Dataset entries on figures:
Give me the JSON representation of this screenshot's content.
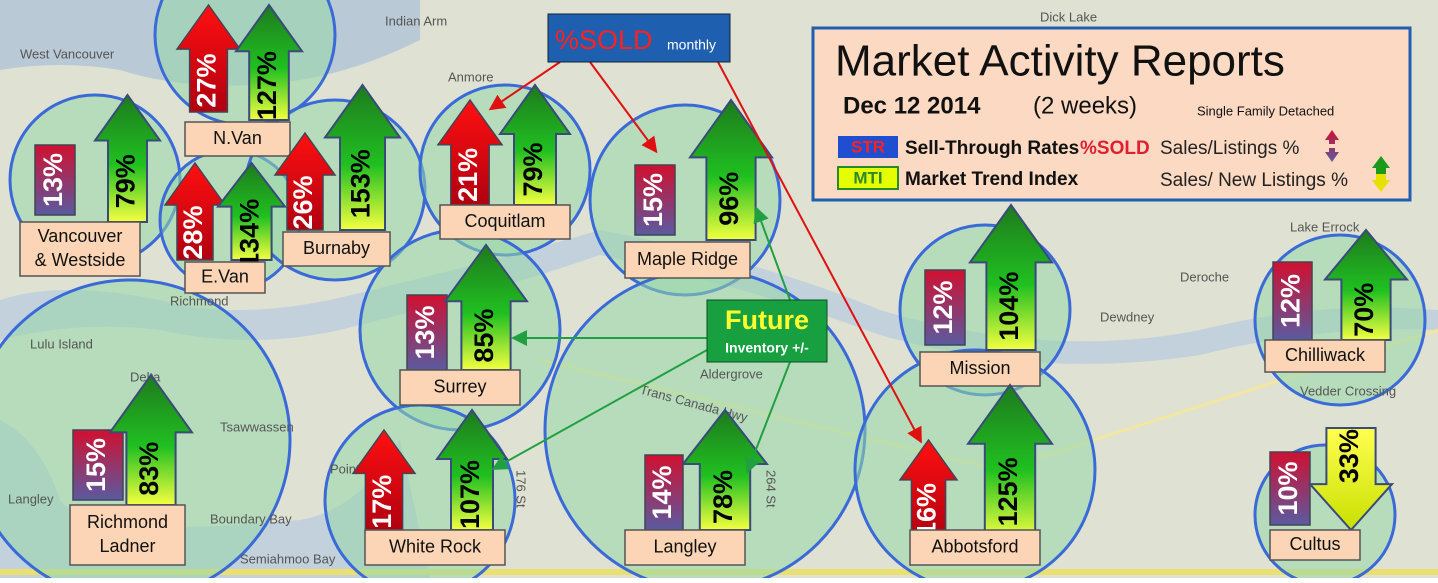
{
  "legend": {
    "title": "Market  Activity Reports",
    "date": "Dec 12 2014",
    "period": "(2 weeks)",
    "segment": "Single Family Detached",
    "str_code": "STR",
    "str_name": "Sell-Through Rates",
    "str_sold": "%SOLD",
    "str_formula": "Sales/Listings %",
    "mti_code": "MTI",
    "mti_name": "Market Trend Index",
    "mti_formula": "Sales/ New Listings %"
  },
  "callouts": {
    "sold": "%SOLD",
    "sold_period": "monthly",
    "future": "Future",
    "future_sub": "Inventory +/-"
  },
  "regions": [
    {
      "name": [
        "Vancouver",
        "& Westside"
      ],
      "str": "13%",
      "mti": "79%"
    },
    {
      "name": [
        "N.Van"
      ],
      "str": "27%",
      "mti": "127%"
    },
    {
      "name": [
        "E.Van"
      ],
      "str": "28%",
      "mti": "134%"
    },
    {
      "name": [
        "Burnaby"
      ],
      "str": "26%",
      "mti": "153%"
    },
    {
      "name": [
        "Coquitlam"
      ],
      "str": "21%",
      "mti": "79%"
    },
    {
      "name": [
        "Maple Ridge"
      ],
      "str": "15%",
      "mti": "96%"
    },
    {
      "name": [
        "Surrey"
      ],
      "str": "13%",
      "mti": "85%"
    },
    {
      "name": [
        "Richmond",
        "Ladner"
      ],
      "str": "15%",
      "mti": "83%"
    },
    {
      "name": [
        "White Rock"
      ],
      "str": "17%",
      "mti": "107%"
    },
    {
      "name": [
        "Langley"
      ],
      "str": "14%",
      "mti": "78%"
    },
    {
      "name": [
        "Mission"
      ],
      "str": "12%",
      "mti": "104%"
    },
    {
      "name": [
        "Abbotsford"
      ],
      "str": "16%",
      "mti": "125%"
    },
    {
      "name": [
        "Chilliwack"
      ],
      "str": "12%",
      "mti": "70%"
    },
    {
      "name": [
        "Cultus"
      ],
      "str": "10%",
      "mti": "33%"
    }
  ],
  "map_labels": [
    "West Vancouver",
    "Indian Arm",
    "Dick Lake",
    "Anmore",
    "Richmond",
    "Lulu Island",
    "Delta",
    "Tsawwassen",
    "Boundary Bay",
    "Semiahmoo Bay",
    "Point Roberts",
    "Langley",
    "Trans Canada Hwy",
    "Aldergrove",
    "Lake Errock",
    "Deroche",
    "Dewdney",
    "Vedder Crossing",
    "176 St",
    "264 St"
  ]
}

*SET PROBLEM:*
Reproduce all of the material above word for word. Omit the pictures.

*CORRECT ANSWER:*
Give me the JSON representation of this screenshot's content.
{
  "legend": {
    "title": "Market  Activity Reports",
    "date": "Dec 12 2014",
    "period": "(2 weeks)",
    "segment": "Single Family Detached",
    "str_code": "STR",
    "str_name": "Sell-Through Rates",
    "str_sold": "%SOLD",
    "str_formula": "Sales/Listings %",
    "mti_code": "MTI",
    "mti_name": "Market Trend Index",
    "mti_formula": "Sales/ New Listings %"
  },
  "callouts": {
    "sold": "%SOLD",
    "sold_period": "monthly",
    "future": "Future",
    "future_sub": "Inventory +/-"
  },
  "regions": [
    {
      "name": [
        "Vancouver",
        "& Westside"
      ],
      "str": "13%",
      "mti": "79%"
    },
    {
      "name": [
        "N.Van"
      ],
      "str": "27%",
      "mti": "127%"
    },
    {
      "name": [
        "E.Van"
      ],
      "str": "28%",
      "mti": "134%"
    },
    {
      "name": [
        "Burnaby"
      ],
      "str": "26%",
      "mti": "153%"
    },
    {
      "name": [
        "Coquitlam"
      ],
      "str": "21%",
      "mti": "79%"
    },
    {
      "name": [
        "Maple Ridge"
      ],
      "str": "15%",
      "mti": "96%"
    },
    {
      "name": [
        "Surrey"
      ],
      "str": "13%",
      "mti": "85%"
    },
    {
      "name": [
        "Richmond",
        "Ladner"
      ],
      "str": "15%",
      "mti": "83%"
    },
    {
      "name": [
        "White Rock"
      ],
      "str": "17%",
      "mti": "107%"
    },
    {
      "name": [
        "Langley"
      ],
      "str": "14%",
      "mti": "78%"
    },
    {
      "name": [
        "Mission"
      ],
      "str": "12%",
      "mti": "104%"
    },
    {
      "name": [
        "Abbotsford"
      ],
      "str": "16%",
      "mti": "125%"
    },
    {
      "name": [
        "Chilliwack"
      ],
      "str": "12%",
      "mti": "70%"
    },
    {
      "name": [
        "Cultus"
      ],
      "str": "10%",
      "mti": "33%"
    }
  ],
  "map_labels": [
    "West Vancouver",
    "Indian Arm",
    "Dick Lake",
    "Anmore",
    "Richmond",
    "Lulu Island",
    "Delta",
    "Tsawwassen",
    "Boundary Bay",
    "Semiahmoo Bay",
    "Point Roberts",
    "Langley",
    "Trans Canada Hwy",
    "Aldergrove",
    "Lake Errock",
    "Deroche",
    "Dewdney",
    "Vedder Crossing",
    "176 St",
    "264 St"
  ]
}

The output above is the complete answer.